TEXT EXCERPT —
=-=-=-=-=
Our society has created a great surge of desired positivity through the masses of television and social media. A movement that is meant to create a ripple effect of fulfilled people who find their life’s purpose and experience ultimate joy has instead created a society with unattainable expectations, massive disappointment and wide spread depression. Individuals, both young and old, have become entitled to an extreme dysfunctional degree. I have recently been taking stock of the emotions that arise in me when I hear people advocating that in your lifetime “you can have it all”. It does not inspire me to dream bigger or motivate me to move towards those dreams.
Instead, I become overwhelmed by the idea that I am supposed to be able to want and achieve more, and as a result, I will be happier than I already am. Anxiety develops because deep down in the cockles of my realistic self, I know that I cannot possibly have it all.
=-=-=-=-=
OBJECTIVES —
1. Which three outcomes does the passage on positivity culture say the movement has created instead of fulfilled people?
2. Change "society" to "culture" in the passage on positivity culture and give the part between "Our society has" and "towards those dreams.", inclusive.

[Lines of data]
=-=-=-=-=
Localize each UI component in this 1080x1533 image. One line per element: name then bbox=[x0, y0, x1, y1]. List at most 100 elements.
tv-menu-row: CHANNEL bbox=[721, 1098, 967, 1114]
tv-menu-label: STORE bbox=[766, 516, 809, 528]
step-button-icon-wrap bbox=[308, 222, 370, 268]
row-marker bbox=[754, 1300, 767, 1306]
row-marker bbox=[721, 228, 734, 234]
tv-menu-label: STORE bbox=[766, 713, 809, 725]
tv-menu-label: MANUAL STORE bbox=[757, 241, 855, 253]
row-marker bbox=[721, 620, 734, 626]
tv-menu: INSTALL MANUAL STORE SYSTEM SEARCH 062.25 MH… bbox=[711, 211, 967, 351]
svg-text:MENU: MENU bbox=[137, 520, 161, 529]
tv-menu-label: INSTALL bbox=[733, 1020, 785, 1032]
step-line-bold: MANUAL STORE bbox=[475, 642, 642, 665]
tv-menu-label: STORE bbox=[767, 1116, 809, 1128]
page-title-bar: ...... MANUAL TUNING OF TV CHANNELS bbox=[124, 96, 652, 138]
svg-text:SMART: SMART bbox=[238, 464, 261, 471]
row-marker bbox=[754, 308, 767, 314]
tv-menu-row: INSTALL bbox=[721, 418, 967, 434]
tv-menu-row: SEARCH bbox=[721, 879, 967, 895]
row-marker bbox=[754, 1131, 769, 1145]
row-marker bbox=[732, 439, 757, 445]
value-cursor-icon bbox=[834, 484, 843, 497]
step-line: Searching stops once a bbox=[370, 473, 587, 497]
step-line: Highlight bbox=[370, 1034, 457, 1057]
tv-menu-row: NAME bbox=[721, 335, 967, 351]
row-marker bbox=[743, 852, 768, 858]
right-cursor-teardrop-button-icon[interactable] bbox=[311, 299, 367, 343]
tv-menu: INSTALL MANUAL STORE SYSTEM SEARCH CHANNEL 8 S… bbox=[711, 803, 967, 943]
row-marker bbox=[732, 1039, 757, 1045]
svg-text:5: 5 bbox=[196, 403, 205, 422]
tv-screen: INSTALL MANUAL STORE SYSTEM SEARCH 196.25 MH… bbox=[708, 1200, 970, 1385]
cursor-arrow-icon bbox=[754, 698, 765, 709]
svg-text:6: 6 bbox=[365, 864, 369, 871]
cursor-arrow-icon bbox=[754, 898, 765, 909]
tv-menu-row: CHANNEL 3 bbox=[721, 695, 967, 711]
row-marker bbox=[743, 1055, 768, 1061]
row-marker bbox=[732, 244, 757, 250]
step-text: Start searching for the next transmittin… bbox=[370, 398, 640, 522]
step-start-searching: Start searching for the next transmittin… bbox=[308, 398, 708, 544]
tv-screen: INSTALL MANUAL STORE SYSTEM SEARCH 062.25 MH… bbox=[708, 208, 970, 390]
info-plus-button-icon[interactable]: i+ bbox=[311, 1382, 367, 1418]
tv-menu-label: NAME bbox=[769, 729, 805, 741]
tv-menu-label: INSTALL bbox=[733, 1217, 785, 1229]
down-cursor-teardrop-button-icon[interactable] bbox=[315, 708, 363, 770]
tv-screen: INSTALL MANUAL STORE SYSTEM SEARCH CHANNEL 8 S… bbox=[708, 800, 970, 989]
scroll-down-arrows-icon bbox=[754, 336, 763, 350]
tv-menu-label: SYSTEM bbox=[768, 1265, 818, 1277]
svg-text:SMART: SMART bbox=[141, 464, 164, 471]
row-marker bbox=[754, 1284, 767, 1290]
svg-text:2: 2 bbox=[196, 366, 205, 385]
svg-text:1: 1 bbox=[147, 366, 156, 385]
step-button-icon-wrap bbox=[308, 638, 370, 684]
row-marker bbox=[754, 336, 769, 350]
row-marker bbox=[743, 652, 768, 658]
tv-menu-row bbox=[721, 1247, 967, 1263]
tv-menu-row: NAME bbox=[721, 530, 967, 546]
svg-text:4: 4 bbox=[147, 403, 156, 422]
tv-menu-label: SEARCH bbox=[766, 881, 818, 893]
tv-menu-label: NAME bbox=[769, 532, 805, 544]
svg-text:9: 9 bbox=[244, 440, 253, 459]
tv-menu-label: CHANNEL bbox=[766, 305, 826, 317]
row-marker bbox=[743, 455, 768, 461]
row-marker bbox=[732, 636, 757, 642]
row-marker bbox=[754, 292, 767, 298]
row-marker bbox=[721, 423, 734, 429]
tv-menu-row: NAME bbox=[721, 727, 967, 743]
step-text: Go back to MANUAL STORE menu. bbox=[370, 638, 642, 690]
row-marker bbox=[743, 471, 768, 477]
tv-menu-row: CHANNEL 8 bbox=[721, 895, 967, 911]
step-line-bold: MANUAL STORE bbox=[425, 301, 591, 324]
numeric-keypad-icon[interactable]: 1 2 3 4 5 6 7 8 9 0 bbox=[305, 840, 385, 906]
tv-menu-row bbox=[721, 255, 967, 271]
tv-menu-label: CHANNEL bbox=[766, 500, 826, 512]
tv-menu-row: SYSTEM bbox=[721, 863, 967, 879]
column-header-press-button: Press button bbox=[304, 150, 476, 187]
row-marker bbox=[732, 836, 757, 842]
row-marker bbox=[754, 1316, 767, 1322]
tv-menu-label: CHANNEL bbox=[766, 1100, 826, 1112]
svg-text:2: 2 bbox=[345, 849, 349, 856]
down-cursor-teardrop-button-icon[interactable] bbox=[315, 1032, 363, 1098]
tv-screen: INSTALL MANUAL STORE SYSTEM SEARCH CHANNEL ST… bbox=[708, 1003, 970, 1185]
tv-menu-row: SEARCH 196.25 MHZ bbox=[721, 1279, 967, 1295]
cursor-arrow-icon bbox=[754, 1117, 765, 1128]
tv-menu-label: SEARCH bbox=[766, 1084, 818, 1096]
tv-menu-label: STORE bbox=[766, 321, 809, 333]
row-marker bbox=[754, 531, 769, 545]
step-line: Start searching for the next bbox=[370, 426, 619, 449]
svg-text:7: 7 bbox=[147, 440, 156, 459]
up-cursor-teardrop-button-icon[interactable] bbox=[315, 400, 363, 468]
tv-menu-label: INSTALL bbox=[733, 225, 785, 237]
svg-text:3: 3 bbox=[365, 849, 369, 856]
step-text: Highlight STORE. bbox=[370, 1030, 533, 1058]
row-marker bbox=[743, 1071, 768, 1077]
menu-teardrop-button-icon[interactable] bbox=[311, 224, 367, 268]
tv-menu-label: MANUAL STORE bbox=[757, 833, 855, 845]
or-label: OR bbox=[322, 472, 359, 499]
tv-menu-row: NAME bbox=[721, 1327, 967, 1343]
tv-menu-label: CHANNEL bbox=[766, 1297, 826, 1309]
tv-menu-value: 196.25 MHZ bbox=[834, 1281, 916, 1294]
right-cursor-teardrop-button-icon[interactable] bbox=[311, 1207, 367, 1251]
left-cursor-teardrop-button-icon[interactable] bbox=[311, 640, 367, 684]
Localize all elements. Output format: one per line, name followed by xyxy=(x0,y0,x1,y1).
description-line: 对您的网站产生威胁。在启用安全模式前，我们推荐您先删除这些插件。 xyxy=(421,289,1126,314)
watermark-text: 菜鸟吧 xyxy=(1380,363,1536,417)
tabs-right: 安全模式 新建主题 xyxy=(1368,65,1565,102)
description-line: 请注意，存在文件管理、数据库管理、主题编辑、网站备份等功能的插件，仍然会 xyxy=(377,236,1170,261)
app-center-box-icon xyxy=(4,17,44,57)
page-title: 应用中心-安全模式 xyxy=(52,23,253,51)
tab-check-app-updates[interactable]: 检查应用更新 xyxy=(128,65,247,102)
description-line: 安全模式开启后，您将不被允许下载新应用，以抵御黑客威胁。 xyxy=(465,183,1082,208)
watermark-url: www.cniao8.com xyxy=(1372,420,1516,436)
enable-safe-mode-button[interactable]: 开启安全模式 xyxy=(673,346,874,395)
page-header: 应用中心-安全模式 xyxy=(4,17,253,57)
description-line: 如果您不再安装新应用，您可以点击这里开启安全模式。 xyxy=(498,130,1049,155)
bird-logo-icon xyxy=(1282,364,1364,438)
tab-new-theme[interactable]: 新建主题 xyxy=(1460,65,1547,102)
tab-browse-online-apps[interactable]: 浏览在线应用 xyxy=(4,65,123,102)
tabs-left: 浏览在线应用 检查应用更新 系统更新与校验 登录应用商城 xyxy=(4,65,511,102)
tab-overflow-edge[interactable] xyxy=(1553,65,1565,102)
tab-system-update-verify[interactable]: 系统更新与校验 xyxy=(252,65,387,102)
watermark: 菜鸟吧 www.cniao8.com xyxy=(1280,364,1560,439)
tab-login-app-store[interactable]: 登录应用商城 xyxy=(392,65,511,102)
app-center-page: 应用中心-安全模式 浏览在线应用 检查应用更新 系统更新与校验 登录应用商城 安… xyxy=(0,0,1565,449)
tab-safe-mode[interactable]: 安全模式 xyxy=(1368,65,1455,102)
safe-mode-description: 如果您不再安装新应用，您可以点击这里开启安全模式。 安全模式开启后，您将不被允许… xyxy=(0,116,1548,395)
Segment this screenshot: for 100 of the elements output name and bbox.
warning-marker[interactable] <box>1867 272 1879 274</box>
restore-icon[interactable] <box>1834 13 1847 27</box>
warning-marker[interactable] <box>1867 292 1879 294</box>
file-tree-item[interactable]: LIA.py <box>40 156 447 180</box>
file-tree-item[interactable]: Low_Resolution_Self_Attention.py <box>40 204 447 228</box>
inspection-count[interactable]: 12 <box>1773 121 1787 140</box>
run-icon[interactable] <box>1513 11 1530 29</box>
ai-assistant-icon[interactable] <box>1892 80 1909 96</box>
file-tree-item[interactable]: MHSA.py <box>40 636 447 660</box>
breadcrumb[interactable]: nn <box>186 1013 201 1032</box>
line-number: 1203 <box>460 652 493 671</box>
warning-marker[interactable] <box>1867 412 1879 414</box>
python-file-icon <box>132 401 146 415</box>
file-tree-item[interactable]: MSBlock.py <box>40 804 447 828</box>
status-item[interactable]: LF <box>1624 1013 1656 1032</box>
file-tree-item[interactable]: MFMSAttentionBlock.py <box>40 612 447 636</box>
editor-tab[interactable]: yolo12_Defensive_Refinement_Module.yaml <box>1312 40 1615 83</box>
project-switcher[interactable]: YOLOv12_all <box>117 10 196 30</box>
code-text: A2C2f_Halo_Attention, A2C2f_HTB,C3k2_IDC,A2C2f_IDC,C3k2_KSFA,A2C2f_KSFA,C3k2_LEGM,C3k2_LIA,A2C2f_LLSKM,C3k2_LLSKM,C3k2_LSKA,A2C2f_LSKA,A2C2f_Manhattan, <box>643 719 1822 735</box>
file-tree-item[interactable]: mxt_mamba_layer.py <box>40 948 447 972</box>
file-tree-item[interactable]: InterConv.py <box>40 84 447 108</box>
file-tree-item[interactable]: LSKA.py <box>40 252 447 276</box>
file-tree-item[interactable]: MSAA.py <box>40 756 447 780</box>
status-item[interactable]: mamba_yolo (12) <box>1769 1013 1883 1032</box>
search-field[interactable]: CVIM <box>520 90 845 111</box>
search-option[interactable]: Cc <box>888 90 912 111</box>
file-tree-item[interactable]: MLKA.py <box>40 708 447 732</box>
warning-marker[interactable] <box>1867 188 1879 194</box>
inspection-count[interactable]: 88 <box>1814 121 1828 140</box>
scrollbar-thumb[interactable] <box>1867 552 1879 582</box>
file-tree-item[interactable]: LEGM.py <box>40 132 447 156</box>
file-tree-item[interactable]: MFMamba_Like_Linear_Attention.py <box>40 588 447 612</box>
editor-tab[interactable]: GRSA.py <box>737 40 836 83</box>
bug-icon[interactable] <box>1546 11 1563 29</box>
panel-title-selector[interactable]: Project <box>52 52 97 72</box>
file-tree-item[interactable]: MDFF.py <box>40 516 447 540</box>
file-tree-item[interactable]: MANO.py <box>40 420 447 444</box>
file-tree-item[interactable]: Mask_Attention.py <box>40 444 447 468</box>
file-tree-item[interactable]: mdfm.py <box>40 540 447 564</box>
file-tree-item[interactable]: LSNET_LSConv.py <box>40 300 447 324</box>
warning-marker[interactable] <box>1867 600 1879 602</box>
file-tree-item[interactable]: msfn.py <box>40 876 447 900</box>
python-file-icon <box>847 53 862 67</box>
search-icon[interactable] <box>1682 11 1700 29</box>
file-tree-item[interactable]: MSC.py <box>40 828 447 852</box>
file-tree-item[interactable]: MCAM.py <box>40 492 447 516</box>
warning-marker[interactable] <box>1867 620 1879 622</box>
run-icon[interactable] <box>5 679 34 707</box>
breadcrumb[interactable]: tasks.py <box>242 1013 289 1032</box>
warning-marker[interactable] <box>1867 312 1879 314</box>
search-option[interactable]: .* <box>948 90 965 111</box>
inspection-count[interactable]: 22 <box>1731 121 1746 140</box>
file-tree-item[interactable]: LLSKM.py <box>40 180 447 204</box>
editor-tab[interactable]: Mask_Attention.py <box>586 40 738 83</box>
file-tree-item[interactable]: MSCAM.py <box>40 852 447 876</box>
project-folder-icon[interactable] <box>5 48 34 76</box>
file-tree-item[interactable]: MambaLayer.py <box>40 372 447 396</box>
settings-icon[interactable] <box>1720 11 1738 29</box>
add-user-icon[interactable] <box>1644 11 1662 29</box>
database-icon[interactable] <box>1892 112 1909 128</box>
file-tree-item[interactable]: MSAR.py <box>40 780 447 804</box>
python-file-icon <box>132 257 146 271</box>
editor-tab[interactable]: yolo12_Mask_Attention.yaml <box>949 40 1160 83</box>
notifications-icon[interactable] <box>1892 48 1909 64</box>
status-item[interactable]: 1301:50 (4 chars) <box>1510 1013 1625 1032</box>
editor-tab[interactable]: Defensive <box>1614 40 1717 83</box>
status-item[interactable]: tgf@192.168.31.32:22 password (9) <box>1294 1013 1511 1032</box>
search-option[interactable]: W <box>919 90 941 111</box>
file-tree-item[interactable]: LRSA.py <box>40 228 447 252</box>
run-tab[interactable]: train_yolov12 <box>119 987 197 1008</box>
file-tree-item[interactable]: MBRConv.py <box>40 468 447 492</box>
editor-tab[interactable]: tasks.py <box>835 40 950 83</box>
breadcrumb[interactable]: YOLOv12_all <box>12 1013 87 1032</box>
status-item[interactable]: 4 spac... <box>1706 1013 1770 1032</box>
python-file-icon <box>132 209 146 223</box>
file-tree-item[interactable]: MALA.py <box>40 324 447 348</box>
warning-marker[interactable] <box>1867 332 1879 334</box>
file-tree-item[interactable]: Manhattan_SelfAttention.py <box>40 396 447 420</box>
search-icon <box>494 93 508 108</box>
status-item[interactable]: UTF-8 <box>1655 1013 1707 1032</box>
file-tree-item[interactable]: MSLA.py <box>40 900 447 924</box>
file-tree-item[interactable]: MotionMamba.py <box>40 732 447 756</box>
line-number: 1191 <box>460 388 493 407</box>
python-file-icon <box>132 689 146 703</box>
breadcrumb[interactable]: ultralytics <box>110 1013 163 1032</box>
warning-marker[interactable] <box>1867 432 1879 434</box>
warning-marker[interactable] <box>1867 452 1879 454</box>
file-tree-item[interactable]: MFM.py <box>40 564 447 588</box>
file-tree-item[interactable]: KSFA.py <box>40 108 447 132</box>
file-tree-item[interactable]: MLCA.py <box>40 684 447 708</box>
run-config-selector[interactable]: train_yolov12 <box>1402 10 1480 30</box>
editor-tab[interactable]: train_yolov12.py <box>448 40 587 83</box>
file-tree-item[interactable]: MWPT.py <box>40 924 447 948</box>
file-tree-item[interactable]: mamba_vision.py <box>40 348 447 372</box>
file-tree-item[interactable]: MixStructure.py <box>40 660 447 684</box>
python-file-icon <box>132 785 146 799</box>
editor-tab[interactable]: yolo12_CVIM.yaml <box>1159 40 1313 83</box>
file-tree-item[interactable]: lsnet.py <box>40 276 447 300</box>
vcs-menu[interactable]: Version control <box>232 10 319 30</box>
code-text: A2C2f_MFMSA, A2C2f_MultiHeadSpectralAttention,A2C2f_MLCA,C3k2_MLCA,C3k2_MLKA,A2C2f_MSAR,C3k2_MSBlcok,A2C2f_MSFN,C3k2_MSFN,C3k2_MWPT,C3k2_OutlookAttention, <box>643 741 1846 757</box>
=-=-=-=-=
ANSWERS GIVEN —
1. unattainable expectations, massive disappointment, wide spread depression

2.
Our culture has created a great surge of desired positivity through the masses of television and social media. A movement that is meant to create a ripple effect of fulfilled people who find their life’s purpose and experience ultimate joy has instead created a culture with unattainable expectations, massive disappointment and wide spread depression. Individuals, both young and old, have become entitled to an extreme dysfunctional degree. I have recently been taking stock of the emotions that arise in me when I hear people advocating that in your lifetime “you can have it all”. It does not inspire me to dream bigger or motivate me to move towards those dreams.